*** TEXT PASSAGE Section Begins ***

AI Agent Beginner Tutorial: 01 - Concepts, Examples, and Technical Background

Use research briefs, ticket routing, and rewriting to understand chat, workflows, and agents, then trace the technical progression through LLMs, structured output, function calling, tools, and agent runtimes. The result is an agent-loop map used throughout the series.

Contents12 sections

Start with “automatically produce a technical brief”

Suppose the task is to build a technical research assistant: the user provides a topic, the system finds material, and it produces a brief with sources.

The program performs five actions: accept a topic, find sources, judge whether evidence is sufficient, organize conclusions, and save the result. Some steps can be fixed in code, while others depend on newly retrieved material.

Understanding agents requires separating content generated by the model from task progression controlled by the system. Mixing those layers turns tools, memory, and planners into disconnected vocabulary.

Run one model call first

Create a virtual environment, install the OpenAI Python SDK, and provide the model name and API key through environment variables. The code makes one request with no tool and no loop.

PYTHON
import os
from openai import OpenAI

client = OpenAI()

response = client.responses.create(
    model=os.environ["OPENAI_MODEL"],
    input="Explain the difference between an AI agent and a chatbot in three sentences.",
)

print(response.output_text)

Observe three pieces of data during the run: user input, model output, and whether the program continues. Here the program prints text and exits. No next step exists.

TEXT
User input ──▶ Model ──▶ Text output ──▶ Program exits

This is a chat path. The model generated content, but the program did not let it alter control flow.

Compare three control models

The same technical-brief requirement can become three different programs.

FormWho chooses the next stepSuitable tasksBrief example
ChatThere is no next stepRewriting, classification, summarizationCompress supplied material into 300 words
WorkflowCodeStable steps with finite branchesAlways retrieve, draft, then validate format
AgentModel within constraintsNew results change the next actionChoose which evidence to seek when sources are insufficient

A workflow is not an inferior agent. Fixed flows are often cheaper and easier to test. Model-driven decisions are useful only when intermediate observations change the action and code cannot reasonably enumerate every path.

Identify the roles inside an agent loop

At its smallest, an agent has five positions.

TEXT
                 ┌───────────────┐
                 │   Task goal    │
                 └───────┬───────┘
                         ▼
┌──────────┐      ┌───────────────┐      ┌──────────┐
│ Result   │ ───▶ │ Model selects │ ───▶ │ Tool runs │
└────▲─────┘      │ an action     │      └────┬─────┘
     │            └───────┬───────┘           │
     └────────────────────┘◀───────────────────┘
                          │
                          ▼
                   Stop condition passes
  • The goal states what must be completed.

*** TEXT PASSAGE Section Ends ***
*** EXTRACTED ENTRIES Section Begins ***

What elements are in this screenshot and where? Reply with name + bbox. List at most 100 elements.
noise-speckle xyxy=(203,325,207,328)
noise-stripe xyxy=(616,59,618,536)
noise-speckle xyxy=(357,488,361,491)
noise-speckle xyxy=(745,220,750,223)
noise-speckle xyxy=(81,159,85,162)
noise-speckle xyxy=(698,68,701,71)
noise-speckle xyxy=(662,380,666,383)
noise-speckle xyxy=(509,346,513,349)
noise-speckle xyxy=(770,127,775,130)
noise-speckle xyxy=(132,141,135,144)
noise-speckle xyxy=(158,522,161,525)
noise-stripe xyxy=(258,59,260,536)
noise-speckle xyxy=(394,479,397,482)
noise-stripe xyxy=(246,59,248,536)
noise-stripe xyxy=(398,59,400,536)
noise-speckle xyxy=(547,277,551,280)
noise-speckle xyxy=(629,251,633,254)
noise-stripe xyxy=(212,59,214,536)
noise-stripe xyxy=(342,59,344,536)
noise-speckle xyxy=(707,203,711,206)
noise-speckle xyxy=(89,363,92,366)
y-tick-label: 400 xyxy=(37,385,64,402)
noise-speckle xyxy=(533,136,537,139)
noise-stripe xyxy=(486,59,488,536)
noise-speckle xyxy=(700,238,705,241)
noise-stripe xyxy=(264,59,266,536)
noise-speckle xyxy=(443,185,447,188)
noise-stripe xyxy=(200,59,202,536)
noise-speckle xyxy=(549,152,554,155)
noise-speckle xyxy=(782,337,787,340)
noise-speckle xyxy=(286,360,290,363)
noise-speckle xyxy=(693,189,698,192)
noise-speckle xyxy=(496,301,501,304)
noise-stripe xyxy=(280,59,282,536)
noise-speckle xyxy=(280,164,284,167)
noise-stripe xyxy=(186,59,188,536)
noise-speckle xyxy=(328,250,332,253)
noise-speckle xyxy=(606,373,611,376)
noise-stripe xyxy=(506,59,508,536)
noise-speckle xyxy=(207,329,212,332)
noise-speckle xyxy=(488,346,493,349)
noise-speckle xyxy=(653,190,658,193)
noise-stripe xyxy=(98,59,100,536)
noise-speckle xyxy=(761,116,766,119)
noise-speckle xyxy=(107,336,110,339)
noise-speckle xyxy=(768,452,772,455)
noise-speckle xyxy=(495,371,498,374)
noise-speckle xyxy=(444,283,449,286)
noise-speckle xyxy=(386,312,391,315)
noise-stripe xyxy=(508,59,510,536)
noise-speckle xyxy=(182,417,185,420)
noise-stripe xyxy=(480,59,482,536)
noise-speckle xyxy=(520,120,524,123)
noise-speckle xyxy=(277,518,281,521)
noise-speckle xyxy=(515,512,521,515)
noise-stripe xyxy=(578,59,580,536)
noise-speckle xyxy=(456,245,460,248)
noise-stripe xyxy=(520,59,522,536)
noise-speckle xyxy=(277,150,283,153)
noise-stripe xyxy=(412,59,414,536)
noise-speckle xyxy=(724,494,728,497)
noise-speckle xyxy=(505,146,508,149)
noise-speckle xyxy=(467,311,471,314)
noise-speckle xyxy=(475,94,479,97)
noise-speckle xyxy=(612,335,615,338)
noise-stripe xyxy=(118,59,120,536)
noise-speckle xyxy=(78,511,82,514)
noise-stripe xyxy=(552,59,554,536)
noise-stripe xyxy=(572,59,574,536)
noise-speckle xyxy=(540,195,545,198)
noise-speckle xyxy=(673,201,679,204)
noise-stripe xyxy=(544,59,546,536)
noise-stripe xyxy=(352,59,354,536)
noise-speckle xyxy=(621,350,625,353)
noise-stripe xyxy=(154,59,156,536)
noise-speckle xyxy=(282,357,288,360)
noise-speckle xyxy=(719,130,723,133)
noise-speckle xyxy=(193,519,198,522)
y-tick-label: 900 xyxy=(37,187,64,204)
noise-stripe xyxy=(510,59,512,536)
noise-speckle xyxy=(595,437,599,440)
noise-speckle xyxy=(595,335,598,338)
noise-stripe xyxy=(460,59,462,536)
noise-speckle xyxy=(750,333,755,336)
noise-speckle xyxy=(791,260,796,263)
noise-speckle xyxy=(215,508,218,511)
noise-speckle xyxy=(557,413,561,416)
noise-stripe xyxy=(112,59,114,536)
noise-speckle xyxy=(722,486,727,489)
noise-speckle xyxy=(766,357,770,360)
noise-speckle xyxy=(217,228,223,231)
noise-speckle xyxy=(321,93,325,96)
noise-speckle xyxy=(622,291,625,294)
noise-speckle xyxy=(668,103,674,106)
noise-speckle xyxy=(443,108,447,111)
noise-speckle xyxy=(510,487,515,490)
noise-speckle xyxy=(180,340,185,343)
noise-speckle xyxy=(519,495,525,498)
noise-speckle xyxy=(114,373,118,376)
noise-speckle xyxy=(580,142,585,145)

*** EXTRACTED ENTRIES Section Ends ***

=== ACTIVITY 1 ===
Can you summarize the AI agent tutorial in two sentences?
=== ACTIVITY 2 ===
Could you carry on the AI agent tutorial from its final bullet point?

=== EXPECTED ANSWER 1 ===
The tutorial separates model-generated content from system-controlled task progression, starting with a single model call that prints text and exits, which it calls a chat path. It then compares chat, workflow, and agent control models by who chooses the next step, notes that fixed workflows are often cheaper and easier to test, and says a minimal agent loop has five positions.

=== EXPECTED ANSWER 2 ===
  • The observation contains user input, tool results, and errors.
  • The decision lets the model select from allowed actions.
  • A tool reaches files, databases, or external APIs.
  • The application checks stopping conditions for success, failure, and budget exhaustion.

The model occupies one box in the diagram. Permissions, tool implementations, state persistence, and exit conditions remain application code.

Classify three requirements

The first requirement rewrites meeting notes as an email. The input is complete and one call is sufficient, so chat fits.

The second requirement classifies a support ticket and assigns a team through fixed rules. The categories are finite and code can express every branch, so a workflow fits.

The third requirement investigates a new framework. The first search may find no official source or reveal conflicting versions, so evidence determines whether the system searches again, changes terms, or stops. This task has the shape of an agent loop.

For each classification, write three lines: which actions are allowed, which observation changes the next step, and what lets the program stop. If those lines cannot be written, the requirement is not yet ready for implementation.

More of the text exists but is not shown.